_Given information:_
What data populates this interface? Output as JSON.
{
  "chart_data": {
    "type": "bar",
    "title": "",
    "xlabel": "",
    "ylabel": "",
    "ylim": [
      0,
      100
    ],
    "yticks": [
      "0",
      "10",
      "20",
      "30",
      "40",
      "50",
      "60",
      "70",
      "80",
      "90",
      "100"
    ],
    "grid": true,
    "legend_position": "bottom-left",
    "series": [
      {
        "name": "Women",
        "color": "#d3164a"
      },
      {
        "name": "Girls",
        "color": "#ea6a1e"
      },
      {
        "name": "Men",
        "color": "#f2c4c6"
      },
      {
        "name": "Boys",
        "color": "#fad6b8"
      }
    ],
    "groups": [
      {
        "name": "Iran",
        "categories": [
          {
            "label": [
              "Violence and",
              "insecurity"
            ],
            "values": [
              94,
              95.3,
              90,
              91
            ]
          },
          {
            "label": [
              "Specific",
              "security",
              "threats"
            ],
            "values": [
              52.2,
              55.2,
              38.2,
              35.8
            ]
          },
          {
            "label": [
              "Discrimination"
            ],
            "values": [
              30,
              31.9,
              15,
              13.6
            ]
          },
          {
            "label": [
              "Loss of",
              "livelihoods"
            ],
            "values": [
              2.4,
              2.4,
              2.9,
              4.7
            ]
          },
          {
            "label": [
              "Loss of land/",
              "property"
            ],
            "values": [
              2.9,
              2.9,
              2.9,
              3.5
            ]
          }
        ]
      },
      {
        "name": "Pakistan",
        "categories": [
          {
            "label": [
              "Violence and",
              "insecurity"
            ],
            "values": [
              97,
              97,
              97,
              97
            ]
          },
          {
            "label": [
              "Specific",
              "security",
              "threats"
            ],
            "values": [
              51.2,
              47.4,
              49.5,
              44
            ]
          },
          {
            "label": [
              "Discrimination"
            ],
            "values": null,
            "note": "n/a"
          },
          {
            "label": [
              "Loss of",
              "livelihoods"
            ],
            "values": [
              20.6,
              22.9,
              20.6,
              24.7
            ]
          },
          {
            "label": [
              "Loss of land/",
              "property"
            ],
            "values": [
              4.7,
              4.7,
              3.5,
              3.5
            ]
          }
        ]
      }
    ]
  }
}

==

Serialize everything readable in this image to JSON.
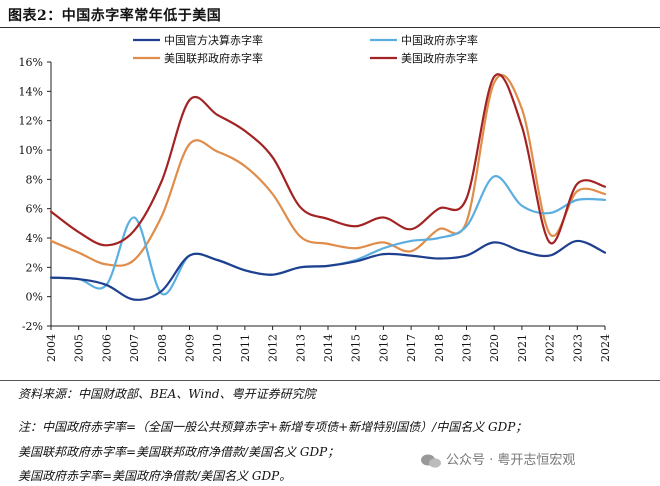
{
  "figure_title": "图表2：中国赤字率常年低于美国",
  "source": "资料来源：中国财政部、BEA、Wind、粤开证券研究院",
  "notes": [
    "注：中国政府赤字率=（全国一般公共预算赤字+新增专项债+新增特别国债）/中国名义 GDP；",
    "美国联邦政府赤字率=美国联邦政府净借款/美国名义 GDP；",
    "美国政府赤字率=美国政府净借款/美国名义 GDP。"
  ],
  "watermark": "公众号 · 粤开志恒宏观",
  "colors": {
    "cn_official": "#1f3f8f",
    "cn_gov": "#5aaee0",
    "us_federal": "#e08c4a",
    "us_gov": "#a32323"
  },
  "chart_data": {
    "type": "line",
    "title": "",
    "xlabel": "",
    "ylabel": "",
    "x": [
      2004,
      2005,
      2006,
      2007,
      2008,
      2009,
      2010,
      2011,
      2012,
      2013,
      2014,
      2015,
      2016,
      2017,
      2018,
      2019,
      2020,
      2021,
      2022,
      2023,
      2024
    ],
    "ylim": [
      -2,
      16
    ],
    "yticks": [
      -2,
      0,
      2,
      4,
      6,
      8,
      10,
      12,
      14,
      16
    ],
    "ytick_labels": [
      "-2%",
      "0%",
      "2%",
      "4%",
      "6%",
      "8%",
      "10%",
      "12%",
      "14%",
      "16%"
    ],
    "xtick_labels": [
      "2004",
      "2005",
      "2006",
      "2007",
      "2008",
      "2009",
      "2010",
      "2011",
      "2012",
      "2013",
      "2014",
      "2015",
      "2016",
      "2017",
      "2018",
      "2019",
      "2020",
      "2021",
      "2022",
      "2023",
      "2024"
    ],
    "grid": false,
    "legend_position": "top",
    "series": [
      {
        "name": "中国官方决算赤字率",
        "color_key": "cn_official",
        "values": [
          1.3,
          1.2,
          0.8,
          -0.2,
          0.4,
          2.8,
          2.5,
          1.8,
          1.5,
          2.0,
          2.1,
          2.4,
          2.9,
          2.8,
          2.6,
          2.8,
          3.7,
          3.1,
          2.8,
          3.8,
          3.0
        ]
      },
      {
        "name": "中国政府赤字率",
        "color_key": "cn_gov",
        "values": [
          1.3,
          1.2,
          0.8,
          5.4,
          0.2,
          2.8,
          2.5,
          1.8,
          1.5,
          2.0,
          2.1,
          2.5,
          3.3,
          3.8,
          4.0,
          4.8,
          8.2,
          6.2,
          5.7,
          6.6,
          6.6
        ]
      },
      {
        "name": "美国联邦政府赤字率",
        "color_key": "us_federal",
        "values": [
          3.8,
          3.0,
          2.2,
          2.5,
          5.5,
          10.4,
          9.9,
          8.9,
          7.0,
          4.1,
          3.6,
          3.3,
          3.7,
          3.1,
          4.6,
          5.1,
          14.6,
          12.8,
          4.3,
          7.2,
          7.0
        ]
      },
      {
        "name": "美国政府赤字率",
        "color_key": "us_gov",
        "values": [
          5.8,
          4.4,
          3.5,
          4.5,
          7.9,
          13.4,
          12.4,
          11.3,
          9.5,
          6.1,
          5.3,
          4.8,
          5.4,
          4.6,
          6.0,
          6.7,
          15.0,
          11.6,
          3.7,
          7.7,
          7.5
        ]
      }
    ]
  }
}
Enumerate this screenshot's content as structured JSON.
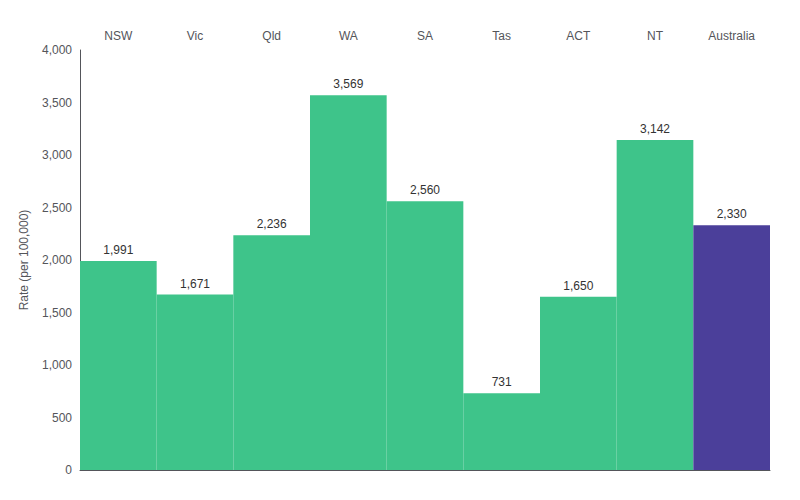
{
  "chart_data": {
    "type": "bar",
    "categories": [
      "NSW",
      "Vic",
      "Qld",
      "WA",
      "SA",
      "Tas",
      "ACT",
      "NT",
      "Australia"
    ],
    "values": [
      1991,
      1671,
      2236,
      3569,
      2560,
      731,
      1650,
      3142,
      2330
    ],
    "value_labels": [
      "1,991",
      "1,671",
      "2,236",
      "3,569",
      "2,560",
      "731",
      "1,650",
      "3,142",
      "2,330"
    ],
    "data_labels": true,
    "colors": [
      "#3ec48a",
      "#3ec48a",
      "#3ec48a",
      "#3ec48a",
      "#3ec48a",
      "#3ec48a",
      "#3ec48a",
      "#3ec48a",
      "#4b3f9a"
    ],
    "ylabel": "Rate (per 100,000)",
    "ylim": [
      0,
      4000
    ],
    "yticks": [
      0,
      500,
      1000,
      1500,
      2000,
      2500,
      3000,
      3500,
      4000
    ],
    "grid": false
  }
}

...

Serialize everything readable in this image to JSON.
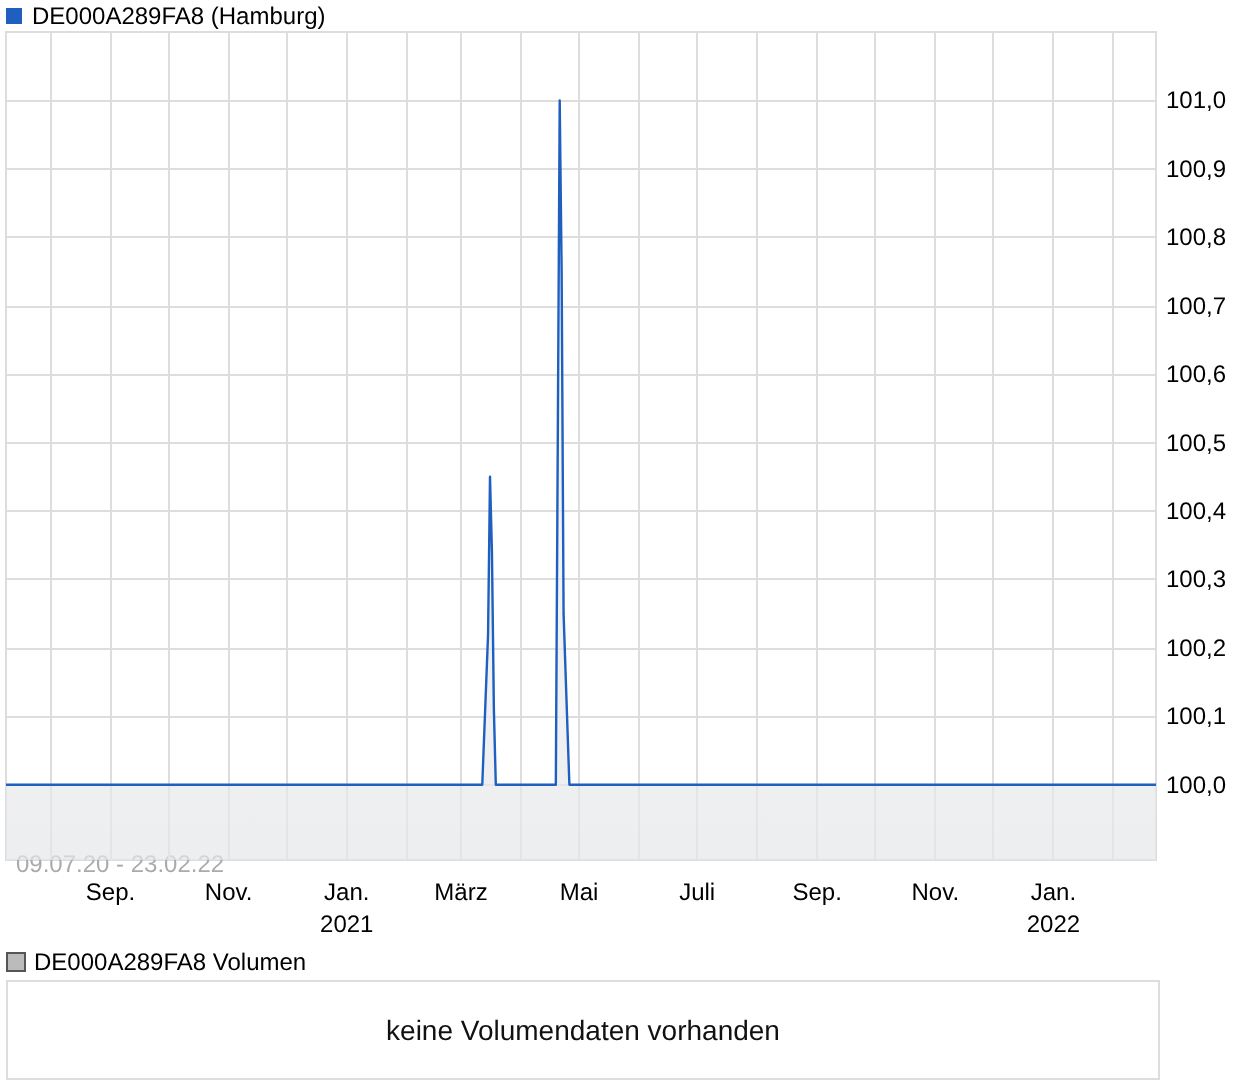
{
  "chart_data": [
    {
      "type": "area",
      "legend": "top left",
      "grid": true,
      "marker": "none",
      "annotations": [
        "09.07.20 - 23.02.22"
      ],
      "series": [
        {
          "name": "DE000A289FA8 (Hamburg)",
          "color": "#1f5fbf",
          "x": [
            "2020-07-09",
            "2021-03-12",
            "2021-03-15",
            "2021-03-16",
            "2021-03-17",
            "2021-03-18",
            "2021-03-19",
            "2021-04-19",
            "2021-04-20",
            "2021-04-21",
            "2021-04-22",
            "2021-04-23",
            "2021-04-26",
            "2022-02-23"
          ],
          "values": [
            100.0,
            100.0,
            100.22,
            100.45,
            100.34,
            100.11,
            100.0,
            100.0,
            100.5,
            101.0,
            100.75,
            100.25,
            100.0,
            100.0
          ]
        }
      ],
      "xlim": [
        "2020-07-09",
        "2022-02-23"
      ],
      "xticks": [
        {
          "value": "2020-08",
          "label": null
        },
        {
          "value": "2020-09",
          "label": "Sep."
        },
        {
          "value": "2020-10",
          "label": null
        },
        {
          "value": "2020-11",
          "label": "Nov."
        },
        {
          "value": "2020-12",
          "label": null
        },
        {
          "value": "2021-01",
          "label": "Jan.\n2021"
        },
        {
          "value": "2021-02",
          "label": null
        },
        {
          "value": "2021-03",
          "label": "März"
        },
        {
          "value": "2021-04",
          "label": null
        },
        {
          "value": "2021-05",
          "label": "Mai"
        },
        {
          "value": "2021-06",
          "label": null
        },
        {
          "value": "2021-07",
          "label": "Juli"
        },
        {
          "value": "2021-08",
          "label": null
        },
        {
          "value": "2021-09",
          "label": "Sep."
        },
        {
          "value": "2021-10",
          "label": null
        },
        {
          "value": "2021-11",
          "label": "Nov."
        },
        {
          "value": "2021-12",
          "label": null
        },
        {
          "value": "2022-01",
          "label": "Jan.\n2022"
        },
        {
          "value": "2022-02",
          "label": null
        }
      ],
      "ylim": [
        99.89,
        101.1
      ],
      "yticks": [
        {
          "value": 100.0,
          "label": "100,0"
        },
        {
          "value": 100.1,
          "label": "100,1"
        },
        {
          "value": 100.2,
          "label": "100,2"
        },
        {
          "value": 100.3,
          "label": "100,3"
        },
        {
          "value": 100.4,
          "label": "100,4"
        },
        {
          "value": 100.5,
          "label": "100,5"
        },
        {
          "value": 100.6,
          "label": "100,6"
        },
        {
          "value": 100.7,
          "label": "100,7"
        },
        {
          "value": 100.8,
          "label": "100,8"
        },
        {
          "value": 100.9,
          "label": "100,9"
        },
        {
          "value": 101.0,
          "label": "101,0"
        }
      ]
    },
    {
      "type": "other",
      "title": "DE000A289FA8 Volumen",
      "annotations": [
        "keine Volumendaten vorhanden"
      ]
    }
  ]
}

_What to work on:_
Return the lines of the records that include the string "中国政府赤字率".

_Solution to the problem:_
    "注：中国政府赤字率=（全国一般公共预算赤字+新增专项债+新增特别国债）/中国名义 GDP；",
        "name": "中国政府赤字率",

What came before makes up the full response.